WHAT THE TASK REQUIRES
Without the images, output each record below as it stands.

-------- DATASET EXCERPTS --------

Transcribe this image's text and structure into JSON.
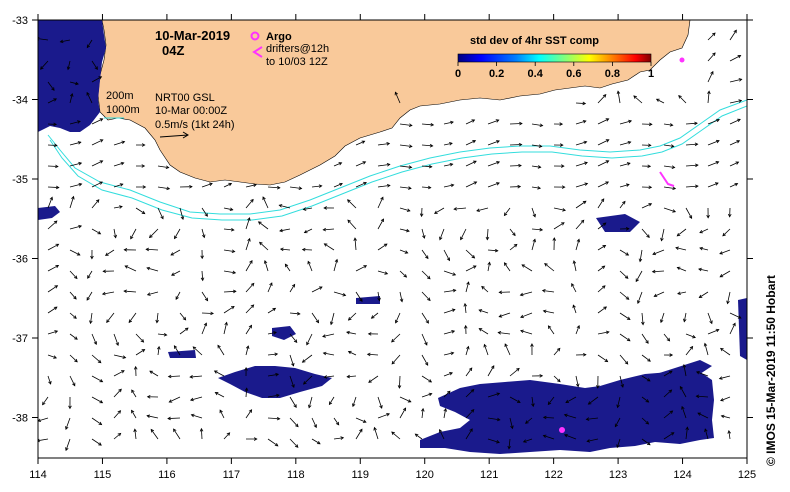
{
  "header": {
    "date": "10-Mar-2019",
    "time": "04Z"
  },
  "legend": {
    "argo_label": "Argo",
    "drifters_label": "drifters@12h",
    "drifters_sub": "to 10/03 12Z",
    "argo_color": "#ff33ff",
    "drifter_color": "#ff33ff"
  },
  "depth_contours": {
    "shallow": "200m",
    "deep": "1000m",
    "color": "#33dddd"
  },
  "current_info": {
    "line1": "NRT00 GSL",
    "line2": "10-Mar 00:00Z",
    "line3": "0.5m/s (1kt 24h)"
  },
  "colorbar": {
    "title": "std dev of 4hr SST comp",
    "ticks": [
      "0",
      "0.2",
      "0.4",
      "0.6",
      "0.8",
      "1"
    ],
    "colors": [
      "#00007f",
      "#0000ff",
      "#007fff",
      "#00ffff",
      "#7fff7f",
      "#ffff00",
      "#ff7f00",
      "#ff0000",
      "#7f0000"
    ]
  },
  "axes": {
    "x_ticks": [
      "114",
      "115",
      "116",
      "117",
      "118",
      "119",
      "120",
      "121",
      "122",
      "123",
      "124",
      "125"
    ],
    "y_ticks": [
      "-33",
      "-34",
      "-35",
      "-36",
      "-37",
      "-38"
    ]
  },
  "colors": {
    "land": "#f9c99a",
    "patch": "#1a1a8c",
    "frame": "#000000"
  },
  "credit": "© IMOS 15-Mar-2019 11:50 Hobart"
}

--------

REPLY TO THE TASK
Transcribe this image's text and structure into JSON.
{
  "header": {
    "date": "10-Mar-2019",
    "time": "04Z"
  },
  "legend": {
    "argo_label": "Argo",
    "drifters_label": "drifters@12h",
    "drifters_sub": "to 10/03 12Z",
    "argo_color": "#ff33ff",
    "drifter_color": "#ff33ff"
  },
  "depth_contours": {
    "shallow": "200m",
    "deep": "1000m",
    "color": "#33dddd"
  },
  "current_info": {
    "line1": "NRT00 GSL",
    "line2": "10-Mar 00:00Z",
    "line3": "0.5m/s (1kt 24h)"
  },
  "colorbar": {
    "title": "std dev of 4hr SST comp",
    "ticks": [
      "0",
      "0.2",
      "0.4",
      "0.6",
      "0.8",
      "1"
    ],
    "colors": [
      "#00007f",
      "#0000ff",
      "#007fff",
      "#00ffff",
      "#7fff7f",
      "#ffff00",
      "#ff7f00",
      "#ff0000",
      "#7f0000"
    ]
  },
  "axes": {
    "x_ticks": [
      "114",
      "115",
      "116",
      "117",
      "118",
      "119",
      "120",
      "121",
      "122",
      "123",
      "124",
      "125"
    ],
    "y_ticks": [
      "-33",
      "-34",
      "-35",
      "-36",
      "-37",
      "-38"
    ]
  },
  "colors": {
    "land": "#f9c99a",
    "patch": "#1a1a8c",
    "frame": "#000000"
  },
  "credit": "© IMOS 15-Mar-2019 11:50 Hobart"
}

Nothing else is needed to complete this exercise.